• GOAL: Below are records to repeat exactly. Omit the pictures from the copy.

• DATA SUPPLIED:
□ □ □ □ □ □ □

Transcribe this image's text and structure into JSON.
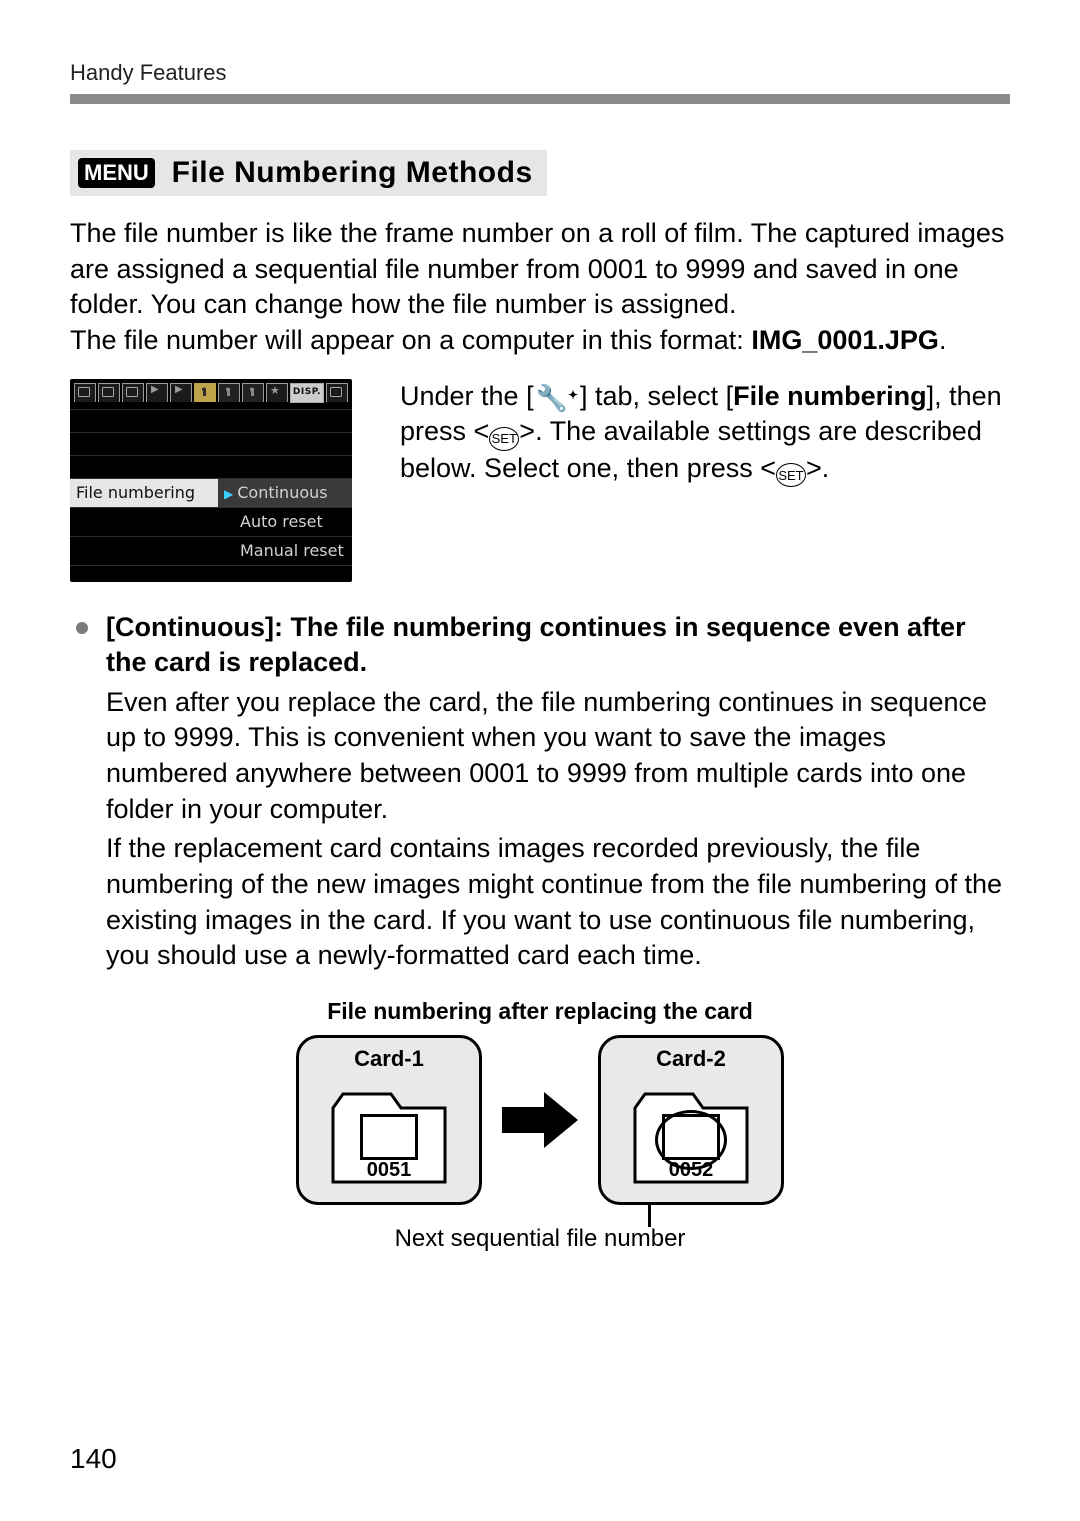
{
  "header": {
    "running": "Handy Features"
  },
  "section": {
    "menu_badge": "MENU",
    "title": "File Numbering Methods"
  },
  "intro": {
    "p1": "The file number is like the frame number on a roll of film. The captured images are assigned a sequential file number from 0001 to 9999 and saved in one folder. You can change how the file number is assigned.",
    "p2_prefix": "The file number will appear on a computer in this format: ",
    "filename": "IMG_0001.JPG",
    "period": "."
  },
  "lcd": {
    "disp_label": "DISP.",
    "row_label": "File numbering",
    "options": [
      "Continuous",
      "Auto reset",
      "Manual reset"
    ]
  },
  "rhs": {
    "t1a": "Under the [",
    "wrench_sup": "✦",
    "t1b": "] tab, select [",
    "bold1": "File numbering",
    "t1c": "], then press <",
    "set": "SET",
    "t1d": ">. The available settings are described below. Select one, then press <",
    "t1e": ">."
  },
  "bullet": {
    "head": "[Continuous]: The file numbering continues in sequence even after the card is replaced.",
    "body1": "Even after you replace the card, the file numbering continues in sequence up to 9999. This is convenient when you want to save the images numbered anywhere between 0001 to 9999 from multiple cards into one folder in your computer.",
    "body2": "If the replacement card contains images recorded previously, the file numbering of the new images might continue from the file numbering of the existing images in the card. If you want to use continuous file numbering, you should use a newly-formatted card each time."
  },
  "diagram": {
    "title": "File numbering after replacing the card",
    "card1": {
      "name": "Card-1",
      "num": "0051"
    },
    "card2": {
      "name": "Card-2",
      "num": "0052"
    },
    "callout": "Next sequential file number"
  },
  "page_number": "140"
}
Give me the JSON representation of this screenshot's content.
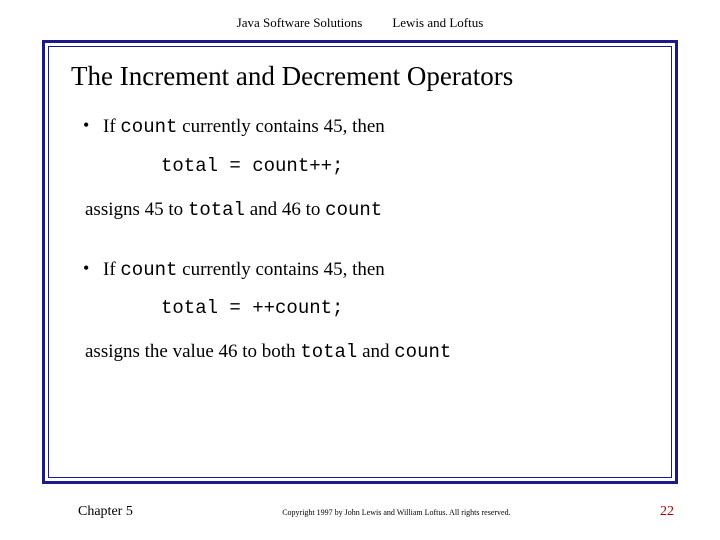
{
  "header": {
    "book": "Java Software Solutions",
    "authors": "Lewis and Loftus"
  },
  "title": "The Increment and Decrement Operators",
  "ex1": {
    "pre": "If ",
    "var": "count",
    "post": " currently contains 45, then",
    "expr": "total = count++;",
    "r1": "assigns 45 to ",
    "r1var": "total",
    "r2": " and 46 to ",
    "r2var": "count"
  },
  "ex2": {
    "pre": "If ",
    "var": "count",
    "post": " currently contains 45, then",
    "expr": "total = ++count;",
    "r1": "assigns the value 46 to both ",
    "r1var": "total",
    "r2": " and ",
    "r2var": "count"
  },
  "footer": {
    "chapter": "Chapter 5",
    "copyright": "Copyright 1997 by John Lewis and William Loftus. All rights reserved.",
    "page": "22"
  }
}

□ □ □ □ □ □ □

• TASK OUTPUT:
Transcribe this image's text and structure into JSON.
{
  "header": {
    "running": "Handy Features"
  },
  "section": {
    "menu_badge": "MENU",
    "title": "File Numbering Methods"
  },
  "intro": {
    "p1": "The file number is like the frame number on a roll of film. The captured images are assigned a sequential file number from 0001 to 9999 and saved in one folder. You can change how the file number is assigned.",
    "p2_prefix": "The file number will appear on a computer in this format: ",
    "filename": "IMG_0001.JPG",
    "period": "."
  },
  "lcd": {
    "disp_label": "DISP.",
    "row_label": "File numbering",
    "options": [
      "Continuous",
      "Auto reset",
      "Manual reset"
    ]
  },
  "rhs": {
    "t1a": "Under the [",
    "wrench_sup": "✦",
    "t1b": "] tab, select [",
    "bold1": "File numbering",
    "t1c": "], then press <",
    "set": "SET",
    "t1d": ">. The available settings are described below. Select one, then press <",
    "t1e": ">."
  },
  "bullet": {
    "head": "[Continuous]: The file numbering continues in sequence even after the card is replaced.",
    "body1": "Even after you replace the card, the file numbering continues in sequence up to 9999. This is convenient when you want to save the images numbered anywhere between 0001 to 9999 from multiple cards into one folder in your computer.",
    "body2": "If the replacement card contains images recorded previously, the file numbering of the new images might continue from the file numbering of the existing images in the card. If you want to use continuous file numbering, you should use a newly-formatted card each time."
  },
  "diagram": {
    "title": "File numbering after replacing the card",
    "card1": {
      "name": "Card-1",
      "num": "0051"
    },
    "card2": {
      "name": "Card-2",
      "num": "0052"
    },
    "callout": "Next sequential file number"
  },
  "page_number": "140"
}
Give me the JSON representation of this screenshot's content.
{
  "header": {
    "book": "Java Software Solutions",
    "authors": "Lewis and Loftus"
  },
  "title": "The Increment and Decrement Operators",
  "ex1": {
    "pre": "If ",
    "var": "count",
    "post": " currently contains 45, then",
    "expr": "total = count++;",
    "r1": "assigns 45 to ",
    "r1var": "total",
    "r2": " and 46 to ",
    "r2var": "count"
  },
  "ex2": {
    "pre": "If ",
    "var": "count",
    "post": " currently contains 45, then",
    "expr": "total = ++count;",
    "r1": "assigns the value 46 to both ",
    "r1var": "total",
    "r2": " and ",
    "r2var": "count"
  },
  "footer": {
    "chapter": "Chapter 5",
    "copyright": "Copyright 1997 by John Lewis and William Loftus. All rights reserved.",
    "page": "22"
  }
}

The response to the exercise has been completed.